Written request: Look through the data below and return each line where "grand" appears.

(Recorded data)
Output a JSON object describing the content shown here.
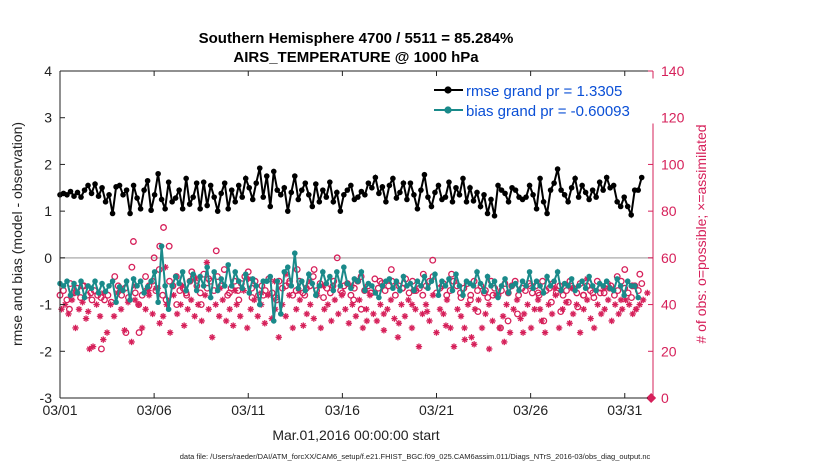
{
  "chart_data": {
    "type": "line",
    "title_line1": "Southern Hemisphere 4700 / 5511 = 85.284%",
    "title_line2": "AIRS_TEMPERATURE @ 1000 hPa",
    "xlabel": "Mar.01,2016 00:00:00 start",
    "ylabel_left": "rmse and bias (model - observation)",
    "ylabel_right": "# of obs: o=possible; ×=assimilated",
    "footer": "data file: /Users/raeder/DAI/ATM_forcXX/CAM6_setup/f.e21.FHIST_BGC.f09_025.CAM6assim.011/Diags_NTrS_2016-03/obs_diag_output.nc",
    "xlim": [
      0,
      31.5
    ],
    "ylim_left": [
      -3,
      4
    ],
    "ylim_right": [
      0,
      140
    ],
    "x_ticks": [
      0,
      5,
      10,
      15,
      20,
      25,
      30
    ],
    "x_tick_labels": [
      "03/01",
      "03/06",
      "03/11",
      "03/16",
      "03/21",
      "03/26",
      "03/31"
    ],
    "y_left_ticks": [
      -3,
      -2,
      -1,
      0,
      1,
      2,
      3,
      4
    ],
    "y_right_ticks": [
      0,
      20,
      40,
      60,
      80,
      100,
      120,
      140
    ],
    "zero_line": 0,
    "legend": [
      {
        "label": "rmse grand pr = 1.3305",
        "color": "#000000"
      },
      {
        "label": "bias grand pr = -0.60093",
        "color": "#1a8a8a"
      }
    ],
    "colors": {
      "rmse": "#000000",
      "bias": "#1a8a8a",
      "obs": "#d6205a",
      "legend_text": "#0a4fd6",
      "zero_line": "#b8b8b8"
    },
    "rmse": [
      1.35,
      1.38,
      1.35,
      1.42,
      1.32,
      1.4,
      1.3,
      1.45,
      1.55,
      1.38,
      1.58,
      1.32,
      1.5,
      1.2,
      1.35,
      0.95,
      1.52,
      1.55,
      1.35,
      1.45,
      0.95,
      1.55,
      1.28,
      1.05,
      1.45,
      1.65,
      1.02,
      1.35,
      1.8,
      1.25,
      1.05,
      1.62,
      1.2,
      1.28,
      1.45,
      1.05,
      1.7,
      1.15,
      1.3,
      1.6,
      1.05,
      1.62,
      1.12,
      1.55,
      1.3,
      1.0,
      1.38,
      1.6,
      1.05,
      1.45,
      1.2,
      1.55,
      1.3,
      1.7,
      1.5,
      1.25,
      1.6,
      1.92,
      1.3,
      1.75,
      1.1,
      1.85,
      1.45,
      1.35,
      1.5,
      1.0,
      1.4,
      1.75,
      1.25,
      1.45,
      1.6,
      1.35,
      1.1,
      1.58,
      1.2,
      1.45,
      1.3,
      1.62,
      1.2,
      1.4,
      1.0,
      1.35,
      1.45,
      1.55,
      1.25,
      1.3,
      1.42,
      1.35,
      1.6,
      1.5,
      1.72,
      1.38,
      1.52,
      1.2,
      1.55,
      1.7,
      1.28,
      1.4,
      1.6,
      1.25,
      1.6,
      1.35,
      1.05,
      1.45,
      1.78,
      1.3,
      1.1,
      1.4,
      1.55,
      1.25,
      1.3,
      1.62,
      1.2,
      1.5,
      1.35,
      1.7,
      1.2,
      1.5,
      1.22,
      1.4,
      1.1,
      1.35,
      0.95,
      1.25,
      0.9,
      1.55,
      1.45,
      1.38,
      1.2,
      1.5,
      1.45,
      1.3,
      1.25,
      1.3,
      1.55,
      1.35,
      1.05,
      1.7,
      1.2,
      0.95,
      1.45,
      1.6,
      1.9,
      1.45,
      1.35,
      1.2,
      1.5,
      1.7,
      1.3,
      1.55,
      1.4,
      1.25,
      1.45,
      1.3,
      1.62,
      1.45,
      1.72,
      1.5,
      1.55,
      1.2,
      1.1,
      1.3,
      1.1,
      0.92,
      1.45,
      1.45,
      1.72
    ],
    "bias": [
      -0.55,
      -0.6,
      -0.5,
      -0.8,
      -0.55,
      -0.75,
      -0.5,
      -0.85,
      -0.6,
      -0.65,
      -0.5,
      -0.75,
      -0.55,
      -0.72,
      -0.6,
      -0.5,
      -0.95,
      -0.62,
      -0.7,
      -0.5,
      -0.9,
      -0.45,
      -0.6,
      -0.5,
      -0.75,
      -0.62,
      -0.5,
      -0.3,
      -0.95,
      0.25,
      -0.6,
      -1.1,
      -0.6,
      -0.4,
      -0.55,
      -0.3,
      -0.7,
      -0.5,
      -0.35,
      -0.7,
      -0.4,
      -0.6,
      -0.2,
      -0.85,
      -0.3,
      -0.7,
      -0.45,
      -0.6,
      -0.15,
      -0.6,
      -0.3,
      -0.5,
      -0.65,
      -0.35,
      -0.75,
      -0.45,
      -0.6,
      -1.0,
      -0.5,
      -0.5,
      -0.4,
      -1.35,
      -0.5,
      -1.2,
      -0.3,
      -0.2,
      -0.6,
      0.1,
      -0.65,
      -0.5,
      -0.7,
      -0.35,
      -0.55,
      -0.8,
      -0.6,
      -0.3,
      -0.55,
      -0.4,
      -0.7,
      -0.3,
      -0.6,
      -0.2,
      -0.55,
      -0.65,
      -0.45,
      -0.5,
      -0.3,
      -0.7,
      -0.55,
      -0.6,
      -0.75,
      -0.85,
      -0.6,
      -0.5,
      -0.45,
      -0.65,
      -0.5,
      -0.7,
      -0.4,
      -0.6,
      -0.55,
      -0.7,
      -0.5,
      -0.6,
      -0.4,
      -0.65,
      -0.5,
      -0.35,
      -0.8,
      -0.5,
      -0.6,
      -0.45,
      -0.7,
      -0.35,
      -0.6,
      -0.8,
      -0.5,
      -0.55,
      -0.6,
      -0.3,
      -0.55,
      -0.72,
      -0.4,
      -0.6,
      -0.5,
      -0.85,
      -0.6,
      -0.45,
      -0.75,
      -0.6,
      -0.55,
      -0.7,
      -0.5,
      -0.6,
      -0.3,
      -0.65,
      -0.5,
      -0.6,
      -0.75,
      -0.4,
      -0.6,
      -0.5,
      -0.3,
      -0.7,
      -0.55,
      -0.6,
      -0.45,
      -0.7,
      -0.6,
      -0.5,
      -0.65,
      -0.4,
      -0.6,
      -0.7,
      -0.55,
      -0.6,
      -0.5,
      -0.65,
      -0.7,
      -0.45,
      -0.6,
      -0.8,
      -0.5,
      -0.6,
      -0.6,
      -0.85
    ],
    "obs_possible": [
      44,
      46,
      42,
      49,
      45,
      47,
      43,
      48,
      44,
      45,
      46,
      44,
      43,
      42,
      44,
      41,
      52,
      48,
      44,
      47,
      43,
      56,
      45,
      40,
      44,
      52,
      48,
      50,
      46,
      55,
      44,
      42,
      50,
      48,
      52,
      46,
      47,
      44,
      50,
      52,
      48,
      45,
      53,
      47,
      50,
      46,
      52,
      48,
      55,
      44,
      47,
      50,
      46,
      49,
      52,
      54,
      47,
      50,
      44,
      48,
      46,
      51,
      45,
      43,
      50,
      47,
      48,
      49,
      44,
      46,
      50,
      45,
      47,
      48,
      52,
      46,
      49,
      43,
      47,
      45,
      50,
      60,
      46,
      48,
      49,
      44,
      47,
      50,
      52,
      46,
      48,
      45,
      51,
      47,
      49,
      46,
      48,
      50,
      44,
      48,
      47,
      51,
      45,
      50,
      46,
      47,
      44,
      48,
      50,
      52,
      45,
      47,
      49,
      44,
      46,
      50,
      48,
      45,
      47,
      49,
      44,
      50,
      46,
      48,
      45,
      43,
      50,
      47,
      44,
      46,
      49,
      45,
      48,
      50,
      44,
      47,
      46,
      49,
      45,
      48,
      44,
      50,
      46,
      47,
      49,
      45,
      48,
      44,
      46,
      50,
      47,
      45,
      49,
      44,
      48,
      46,
      43,
      50,
      47,
      45,
      49,
      48,
      44,
      46,
      50,
      47,
      45,
      43,
      48,
      46,
      49
    ],
    "obs_possible_outliers": [
      [
        0.5,
        38
      ],
      [
        1.2,
        48
      ],
      [
        1.7,
        42
      ],
      [
        2.2,
        21
      ],
      [
        3.5,
        28
      ],
      [
        3.9,
        67
      ],
      [
        4.2,
        28
      ],
      [
        4.6,
        46
      ],
      [
        5.0,
        60
      ],
      [
        5.3,
        65
      ],
      [
        5.5,
        73
      ],
      [
        5.8,
        65
      ],
      [
        6.2,
        40
      ],
      [
        6.7,
        45
      ],
      [
        7.0,
        54
      ],
      [
        7.5,
        40
      ],
      [
        7.9,
        51
      ],
      [
        8.3,
        63
      ],
      [
        9.0,
        45
      ],
      [
        9.5,
        42
      ],
      [
        10.2,
        43
      ],
      [
        10.8,
        44
      ],
      [
        11.5,
        42
      ],
      [
        12.2,
        50
      ],
      [
        12.6,
        55
      ],
      [
        13.0,
        44
      ],
      [
        13.5,
        55
      ],
      [
        14.5,
        48
      ],
      [
        15.0,
        45
      ],
      [
        15.6,
        42
      ],
      [
        16.0,
        38
      ],
      [
        16.5,
        45
      ],
      [
        17.0,
        50
      ],
      [
        17.6,
        55
      ],
      [
        18.2,
        47
      ],
      [
        18.8,
        46
      ],
      [
        19.3,
        53
      ],
      [
        19.8,
        59
      ],
      [
        20.3,
        48
      ],
      [
        20.8,
        53
      ],
      [
        21.3,
        43
      ],
      [
        21.8,
        42
      ],
      [
        22.2,
        37
      ],
      [
        22.6,
        46
      ],
      [
        23.0,
        44
      ],
      [
        23.4,
        30
      ],
      [
        23.8,
        33
      ],
      [
        24.3,
        36
      ],
      [
        25.0,
        48
      ],
      [
        25.4,
        45
      ],
      [
        25.7,
        33
      ],
      [
        26.1,
        41
      ],
      [
        26.6,
        37
      ],
      [
        27.0,
        41
      ],
      [
        27.5,
        39
      ],
      [
        27.8,
        44
      ],
      [
        28.3,
        45
      ],
      [
        28.7,
        45
      ],
      [
        29.2,
        47
      ],
      [
        29.6,
        52
      ],
      [
        30.0,
        55
      ],
      [
        30.4,
        48
      ],
      [
        30.8,
        53
      ]
    ],
    "obs_assimilated": [
      38,
      40,
      36,
      42,
      30,
      38,
      41,
      34,
      21,
      22,
      40,
      35,
      45,
      28,
      40,
      35,
      45,
      38,
      29,
      41,
      24,
      42,
      40,
      30,
      38,
      44,
      36,
      47,
      32,
      35,
      40,
      28,
      44,
      36,
      40,
      31,
      38,
      42,
      35,
      40,
      33,
      44,
      38,
      26,
      40,
      35,
      42,
      33,
      38,
      31,
      40,
      35,
      46,
      30,
      38,
      42,
      35,
      40,
      32,
      44,
      34,
      38,
      26,
      40,
      35,
      44,
      30,
      38,
      42,
      31,
      36,
      40,
      34,
      44,
      30,
      38,
      40,
      33,
      42,
      36,
      44,
      38,
      32,
      40,
      35,
      42,
      30,
      38,
      44,
      36,
      33,
      40,
      29,
      38,
      42,
      34,
      26,
      40,
      35,
      42,
      30,
      38,
      22,
      36,
      40,
      33,
      44,
      28,
      38,
      36,
      42,
      30,
      22,
      38,
      35,
      30,
      40,
      26,
      38,
      42,
      30,
      36,
      40,
      33,
      44,
      30,
      35,
      40,
      28,
      38,
      42,
      34,
      36,
      40,
      30,
      38,
      42,
      33,
      28,
      40,
      36,
      44,
      30,
      38,
      41,
      32,
      36,
      40,
      28,
      38,
      42,
      34,
      30,
      40,
      36,
      38,
      42,
      33,
      40,
      36,
      38,
      42,
      40,
      36,
      38,
      40,
      42
    ],
    "obs_assimilated_outliers": [
      [
        0.8,
        45
      ],
      [
        1.5,
        37
      ],
      [
        2.3,
        25
      ],
      [
        3.2,
        46
      ],
      [
        4.0,
        48
      ],
      [
        4.7,
        46
      ],
      [
        5.2,
        47
      ],
      [
        5.6,
        56
      ],
      [
        6.5,
        48
      ],
      [
        7.2,
        51
      ],
      [
        7.8,
        58
      ],
      [
        8.5,
        47
      ],
      [
        9.3,
        46
      ],
      [
        10.0,
        51
      ],
      [
        10.7,
        45
      ],
      [
        11.4,
        50
      ],
      [
        12.0,
        53
      ],
      [
        12.7,
        46
      ],
      [
        13.3,
        50
      ],
      [
        14.0,
        48
      ],
      [
        15.5,
        48
      ],
      [
        16.3,
        33
      ],
      [
        17.2,
        36
      ],
      [
        18.0,
        32
      ],
      [
        18.7,
        40
      ],
      [
        19.5,
        37
      ],
      [
        20.5,
        31
      ],
      [
        21.5,
        25
      ],
      [
        22.0,
        23
      ],
      [
        22.8,
        21
      ],
      [
        23.6,
        24
      ],
      [
        24.6,
        28
      ],
      [
        25.5,
        38
      ],
      [
        26.3,
        47
      ],
      [
        27.2,
        47
      ],
      [
        28.0,
        51
      ],
      [
        28.9,
        47
      ],
      [
        29.8,
        42
      ],
      [
        30.6,
        38
      ],
      [
        31.2,
        45
      ]
    ],
    "special_marker": {
      "x": 31.4,
      "y_right": 0
    }
  }
}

Task response:
        "label": "rmse grand pr = 1.3305",
        "label": "bias grand pr = -0.60093",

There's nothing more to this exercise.